→ **REQUEST**: Reproduce all of the data exactly.

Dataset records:
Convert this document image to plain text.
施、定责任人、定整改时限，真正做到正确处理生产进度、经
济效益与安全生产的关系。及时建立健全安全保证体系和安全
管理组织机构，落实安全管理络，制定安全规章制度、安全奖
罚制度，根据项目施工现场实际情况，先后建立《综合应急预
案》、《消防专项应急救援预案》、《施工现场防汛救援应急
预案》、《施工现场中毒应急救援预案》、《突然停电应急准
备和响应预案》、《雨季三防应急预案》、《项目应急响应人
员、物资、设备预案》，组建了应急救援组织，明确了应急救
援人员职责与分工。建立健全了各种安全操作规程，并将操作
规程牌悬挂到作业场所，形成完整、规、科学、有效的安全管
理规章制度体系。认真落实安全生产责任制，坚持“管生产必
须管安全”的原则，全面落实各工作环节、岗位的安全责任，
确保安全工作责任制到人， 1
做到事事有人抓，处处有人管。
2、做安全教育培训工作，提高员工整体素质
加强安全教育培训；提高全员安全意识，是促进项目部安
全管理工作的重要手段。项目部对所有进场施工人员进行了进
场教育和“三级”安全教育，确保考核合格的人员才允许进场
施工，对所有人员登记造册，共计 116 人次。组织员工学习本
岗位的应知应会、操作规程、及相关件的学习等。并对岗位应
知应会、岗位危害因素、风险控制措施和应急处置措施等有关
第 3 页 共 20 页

→ **EXERCISE SOLUTION**:
Convert this document image to plain text.
施、定责任人、定整改时限，真正做到正确处理生产进度、经
济效益与安全生产的关系。及时建立健全安全保证体系和安全
管理组织机构，落实安全管理络，制定安全规章制度、安全奖
罚制度，根据项目施工现场实际情况，先后建立《综合应急预
案》、《消防专项应急救援预案》、《施工现场防汛救援应急
预案》、《施工现场中毒应急救援预案》、《突然停电应急准
备和响应预案》、《雨季三防应急预案》、《项目应急响应人
员、物资、设备预案》，组建了应急救援组织，明确了应急救
援人员职责与分工。建立健全了各种安全操作规程，并将操作
规程牌悬挂到作业场所，形成完整、规、科学、有效的安全管
理规章制度体系。认真落实安全生产责任制，坚持“管生产必
须管安全”的原则，全面落实各工作环节、岗位的安全责任，
确保安全工作责任制到人， 1
做到事事有人抓，处处有人管。
2、做安全教育培训工作，提高员工整体素质
加强安全教育培训；提高全员安全意识，是促进项目部安
全管理工作的重要手段。项目部对所有进场施工人员进行了进
场教育和“三级”安全教育，确保考核合格的人员才允许进场
施工，对所有人员登记造册，共计 116 人次。组织员工学习本
岗位的应知应会、操作规程、及相关件的学习等。并对岗位应
知应会、岗位危害因素、风险控制措施和应急处置措施等有关
第 3 页 共 20 页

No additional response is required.